[Entries taken from a collection]

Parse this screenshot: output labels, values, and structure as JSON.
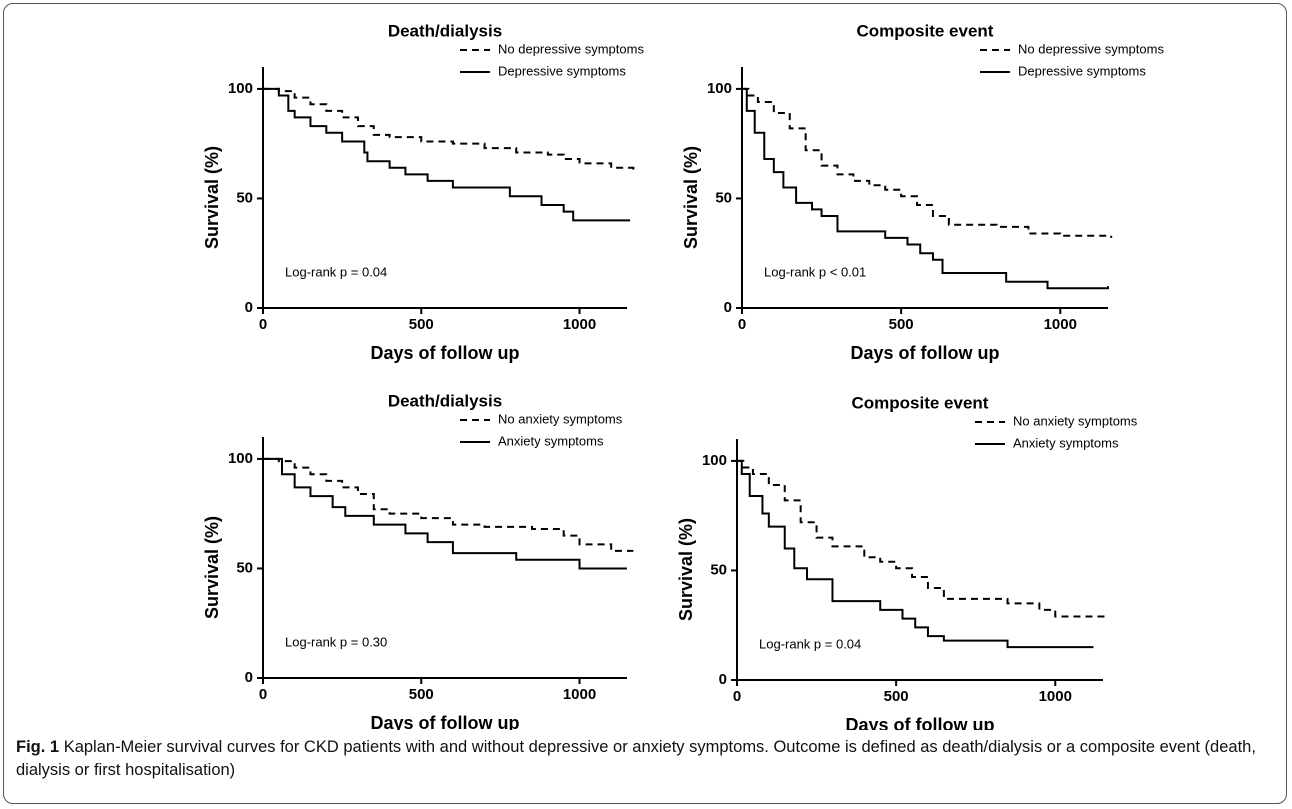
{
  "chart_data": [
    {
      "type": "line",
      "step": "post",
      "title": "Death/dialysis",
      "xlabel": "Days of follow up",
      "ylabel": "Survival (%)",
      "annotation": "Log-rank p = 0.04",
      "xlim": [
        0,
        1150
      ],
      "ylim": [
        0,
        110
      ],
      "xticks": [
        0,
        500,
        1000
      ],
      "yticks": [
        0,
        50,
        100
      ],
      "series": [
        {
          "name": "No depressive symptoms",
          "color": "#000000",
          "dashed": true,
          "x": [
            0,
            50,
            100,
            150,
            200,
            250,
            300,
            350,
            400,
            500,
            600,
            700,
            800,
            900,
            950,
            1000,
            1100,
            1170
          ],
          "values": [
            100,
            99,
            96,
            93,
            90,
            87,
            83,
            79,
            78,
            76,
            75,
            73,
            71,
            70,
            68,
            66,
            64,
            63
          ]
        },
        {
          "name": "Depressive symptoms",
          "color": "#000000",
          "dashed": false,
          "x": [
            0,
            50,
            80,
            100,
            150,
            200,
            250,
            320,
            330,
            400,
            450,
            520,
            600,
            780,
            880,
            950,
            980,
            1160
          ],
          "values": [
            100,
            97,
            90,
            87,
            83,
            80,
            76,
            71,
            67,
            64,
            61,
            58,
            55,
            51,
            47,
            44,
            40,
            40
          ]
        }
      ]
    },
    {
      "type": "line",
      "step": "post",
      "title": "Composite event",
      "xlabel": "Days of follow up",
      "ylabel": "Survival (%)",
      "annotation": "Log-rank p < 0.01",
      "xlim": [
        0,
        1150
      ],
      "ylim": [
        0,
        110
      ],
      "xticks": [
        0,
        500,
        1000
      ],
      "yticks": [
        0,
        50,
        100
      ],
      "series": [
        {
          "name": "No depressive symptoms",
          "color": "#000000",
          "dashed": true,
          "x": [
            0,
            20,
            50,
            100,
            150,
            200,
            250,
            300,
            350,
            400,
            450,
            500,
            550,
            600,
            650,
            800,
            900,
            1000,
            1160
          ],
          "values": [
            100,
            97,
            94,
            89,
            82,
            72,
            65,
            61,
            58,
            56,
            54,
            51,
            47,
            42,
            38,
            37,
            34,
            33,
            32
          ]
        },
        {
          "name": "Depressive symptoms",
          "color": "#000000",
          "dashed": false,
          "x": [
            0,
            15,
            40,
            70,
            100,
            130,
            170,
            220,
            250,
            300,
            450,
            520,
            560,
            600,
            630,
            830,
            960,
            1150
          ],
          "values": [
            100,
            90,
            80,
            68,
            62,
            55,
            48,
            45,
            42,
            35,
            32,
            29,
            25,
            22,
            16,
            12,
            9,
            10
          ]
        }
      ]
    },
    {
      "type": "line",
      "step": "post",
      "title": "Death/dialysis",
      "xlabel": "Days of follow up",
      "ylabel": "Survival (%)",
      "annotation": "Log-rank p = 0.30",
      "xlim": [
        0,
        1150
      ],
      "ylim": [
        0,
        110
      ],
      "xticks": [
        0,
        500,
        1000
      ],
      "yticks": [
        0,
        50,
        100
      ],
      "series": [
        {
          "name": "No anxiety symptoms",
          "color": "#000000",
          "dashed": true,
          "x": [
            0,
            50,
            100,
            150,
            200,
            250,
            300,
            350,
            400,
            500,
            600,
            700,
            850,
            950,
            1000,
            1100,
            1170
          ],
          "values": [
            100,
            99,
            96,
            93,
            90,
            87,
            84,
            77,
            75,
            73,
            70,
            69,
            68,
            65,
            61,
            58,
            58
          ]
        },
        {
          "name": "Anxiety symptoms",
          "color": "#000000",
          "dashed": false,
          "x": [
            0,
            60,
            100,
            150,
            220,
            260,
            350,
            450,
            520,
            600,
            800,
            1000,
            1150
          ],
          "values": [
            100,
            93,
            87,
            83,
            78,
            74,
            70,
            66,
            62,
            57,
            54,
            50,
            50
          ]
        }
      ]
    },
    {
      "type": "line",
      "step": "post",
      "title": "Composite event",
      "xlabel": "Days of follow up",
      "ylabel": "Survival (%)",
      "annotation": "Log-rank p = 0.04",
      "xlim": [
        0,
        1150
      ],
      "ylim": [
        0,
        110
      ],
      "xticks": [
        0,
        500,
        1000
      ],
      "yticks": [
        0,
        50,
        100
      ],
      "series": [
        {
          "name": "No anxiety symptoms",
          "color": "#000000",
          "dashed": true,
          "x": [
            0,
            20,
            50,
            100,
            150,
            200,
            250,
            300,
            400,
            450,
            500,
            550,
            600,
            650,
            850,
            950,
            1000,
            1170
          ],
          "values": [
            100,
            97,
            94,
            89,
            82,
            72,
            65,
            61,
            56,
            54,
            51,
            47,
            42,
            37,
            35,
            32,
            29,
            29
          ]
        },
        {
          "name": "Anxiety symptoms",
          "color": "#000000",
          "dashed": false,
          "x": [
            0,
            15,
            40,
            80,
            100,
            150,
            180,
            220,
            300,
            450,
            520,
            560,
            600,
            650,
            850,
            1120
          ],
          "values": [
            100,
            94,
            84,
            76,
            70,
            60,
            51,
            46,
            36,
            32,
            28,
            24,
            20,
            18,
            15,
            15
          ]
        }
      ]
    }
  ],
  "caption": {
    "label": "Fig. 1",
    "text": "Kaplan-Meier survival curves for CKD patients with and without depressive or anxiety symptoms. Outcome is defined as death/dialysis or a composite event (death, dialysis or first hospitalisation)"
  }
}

* * *

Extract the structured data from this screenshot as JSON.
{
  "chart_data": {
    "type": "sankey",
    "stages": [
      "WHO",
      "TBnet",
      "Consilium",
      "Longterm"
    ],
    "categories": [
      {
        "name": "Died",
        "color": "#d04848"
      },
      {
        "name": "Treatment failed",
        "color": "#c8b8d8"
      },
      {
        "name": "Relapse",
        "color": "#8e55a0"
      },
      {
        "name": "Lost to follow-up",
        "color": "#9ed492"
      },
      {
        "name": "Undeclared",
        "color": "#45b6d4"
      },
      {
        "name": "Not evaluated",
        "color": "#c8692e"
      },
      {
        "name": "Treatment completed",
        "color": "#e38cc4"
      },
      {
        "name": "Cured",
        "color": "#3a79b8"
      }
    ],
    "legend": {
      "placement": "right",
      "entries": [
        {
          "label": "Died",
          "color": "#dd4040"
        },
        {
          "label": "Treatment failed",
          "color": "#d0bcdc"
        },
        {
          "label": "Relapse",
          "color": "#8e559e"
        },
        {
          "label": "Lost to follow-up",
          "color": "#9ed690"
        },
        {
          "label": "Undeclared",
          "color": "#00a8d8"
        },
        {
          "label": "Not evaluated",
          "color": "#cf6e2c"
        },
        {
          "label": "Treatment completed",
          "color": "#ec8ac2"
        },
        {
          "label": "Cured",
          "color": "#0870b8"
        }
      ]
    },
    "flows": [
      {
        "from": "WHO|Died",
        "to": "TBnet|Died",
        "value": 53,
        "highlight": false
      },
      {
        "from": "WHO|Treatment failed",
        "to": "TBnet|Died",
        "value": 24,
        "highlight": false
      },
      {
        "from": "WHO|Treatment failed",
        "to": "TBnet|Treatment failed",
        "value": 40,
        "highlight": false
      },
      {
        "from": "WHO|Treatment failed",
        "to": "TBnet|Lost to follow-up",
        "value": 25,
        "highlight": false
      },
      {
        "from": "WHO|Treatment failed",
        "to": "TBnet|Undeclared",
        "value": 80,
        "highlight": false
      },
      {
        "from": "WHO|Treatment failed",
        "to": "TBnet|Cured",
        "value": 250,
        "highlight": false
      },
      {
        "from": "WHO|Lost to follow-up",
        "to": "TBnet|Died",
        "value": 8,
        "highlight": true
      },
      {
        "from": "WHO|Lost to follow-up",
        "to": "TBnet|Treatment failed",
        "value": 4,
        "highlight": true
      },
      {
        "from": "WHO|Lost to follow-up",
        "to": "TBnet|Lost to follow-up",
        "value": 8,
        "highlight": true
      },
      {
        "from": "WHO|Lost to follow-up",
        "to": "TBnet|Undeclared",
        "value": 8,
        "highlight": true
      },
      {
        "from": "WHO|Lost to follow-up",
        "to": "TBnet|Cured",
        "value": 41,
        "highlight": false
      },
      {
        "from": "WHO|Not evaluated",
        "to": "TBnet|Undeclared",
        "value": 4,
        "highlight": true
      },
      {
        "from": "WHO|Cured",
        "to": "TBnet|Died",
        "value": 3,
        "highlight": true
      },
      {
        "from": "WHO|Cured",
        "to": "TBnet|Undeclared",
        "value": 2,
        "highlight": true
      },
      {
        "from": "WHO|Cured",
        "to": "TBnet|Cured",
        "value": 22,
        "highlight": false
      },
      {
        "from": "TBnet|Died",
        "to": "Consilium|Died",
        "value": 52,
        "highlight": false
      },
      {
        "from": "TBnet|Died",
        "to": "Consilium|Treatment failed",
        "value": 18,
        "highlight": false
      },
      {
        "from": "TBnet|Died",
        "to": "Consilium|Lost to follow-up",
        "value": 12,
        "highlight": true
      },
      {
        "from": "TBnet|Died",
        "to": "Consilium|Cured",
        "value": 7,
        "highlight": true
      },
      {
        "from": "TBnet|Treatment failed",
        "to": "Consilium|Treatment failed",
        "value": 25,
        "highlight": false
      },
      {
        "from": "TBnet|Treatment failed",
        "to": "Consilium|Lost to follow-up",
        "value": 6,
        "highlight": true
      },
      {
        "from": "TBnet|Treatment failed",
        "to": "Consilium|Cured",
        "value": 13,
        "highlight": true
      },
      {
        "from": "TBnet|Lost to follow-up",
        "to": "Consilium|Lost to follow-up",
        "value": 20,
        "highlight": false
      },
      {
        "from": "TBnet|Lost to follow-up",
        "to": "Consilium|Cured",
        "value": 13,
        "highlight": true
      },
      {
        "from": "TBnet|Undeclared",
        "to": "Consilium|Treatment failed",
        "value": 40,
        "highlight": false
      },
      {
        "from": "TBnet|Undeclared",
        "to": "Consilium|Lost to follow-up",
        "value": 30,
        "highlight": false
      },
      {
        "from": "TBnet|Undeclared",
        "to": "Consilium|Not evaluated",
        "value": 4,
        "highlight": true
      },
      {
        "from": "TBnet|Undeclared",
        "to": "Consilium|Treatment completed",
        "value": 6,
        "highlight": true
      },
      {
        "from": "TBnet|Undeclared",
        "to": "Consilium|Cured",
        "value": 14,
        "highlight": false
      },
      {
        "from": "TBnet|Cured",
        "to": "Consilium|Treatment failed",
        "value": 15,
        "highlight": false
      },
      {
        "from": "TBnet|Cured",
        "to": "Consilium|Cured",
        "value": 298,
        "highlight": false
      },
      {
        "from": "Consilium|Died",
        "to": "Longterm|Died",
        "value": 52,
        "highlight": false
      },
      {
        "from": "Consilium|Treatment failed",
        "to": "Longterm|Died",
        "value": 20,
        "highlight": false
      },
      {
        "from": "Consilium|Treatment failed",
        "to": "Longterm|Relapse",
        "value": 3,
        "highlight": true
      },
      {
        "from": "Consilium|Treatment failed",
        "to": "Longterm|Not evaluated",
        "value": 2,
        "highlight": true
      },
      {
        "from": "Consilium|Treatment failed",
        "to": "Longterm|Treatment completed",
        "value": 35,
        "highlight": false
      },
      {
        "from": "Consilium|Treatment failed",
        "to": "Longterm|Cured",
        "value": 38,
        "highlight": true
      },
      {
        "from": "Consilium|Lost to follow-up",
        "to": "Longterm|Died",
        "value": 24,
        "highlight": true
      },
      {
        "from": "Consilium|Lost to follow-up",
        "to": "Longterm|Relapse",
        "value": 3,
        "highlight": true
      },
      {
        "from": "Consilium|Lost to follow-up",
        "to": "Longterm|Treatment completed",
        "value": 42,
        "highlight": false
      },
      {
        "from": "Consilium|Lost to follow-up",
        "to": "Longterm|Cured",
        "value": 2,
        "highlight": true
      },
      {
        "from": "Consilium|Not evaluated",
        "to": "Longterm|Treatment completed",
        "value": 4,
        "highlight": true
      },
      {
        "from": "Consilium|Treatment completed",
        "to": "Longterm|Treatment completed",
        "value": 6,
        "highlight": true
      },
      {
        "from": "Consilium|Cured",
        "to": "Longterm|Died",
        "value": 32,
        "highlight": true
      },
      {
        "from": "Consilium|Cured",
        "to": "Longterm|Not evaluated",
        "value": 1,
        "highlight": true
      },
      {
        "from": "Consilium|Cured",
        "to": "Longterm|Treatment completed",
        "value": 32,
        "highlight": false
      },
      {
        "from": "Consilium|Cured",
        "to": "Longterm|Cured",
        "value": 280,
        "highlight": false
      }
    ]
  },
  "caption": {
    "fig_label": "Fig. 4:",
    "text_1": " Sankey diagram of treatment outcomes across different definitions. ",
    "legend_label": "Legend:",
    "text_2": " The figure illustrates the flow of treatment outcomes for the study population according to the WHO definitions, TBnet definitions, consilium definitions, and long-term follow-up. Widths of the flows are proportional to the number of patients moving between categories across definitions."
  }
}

EXERCISE INSTRUCTIONS: In the entries above, find each line with "annotation" and list it.

OUTPUT OF THE EXERCISE:
      "annotation": "Log-rank p = 0.04",
      "annotation": "Log-rank p < 0.01",
      "annotation": "Log-rank p = 0.30",
      "annotation": "Log-rank p = 0.04",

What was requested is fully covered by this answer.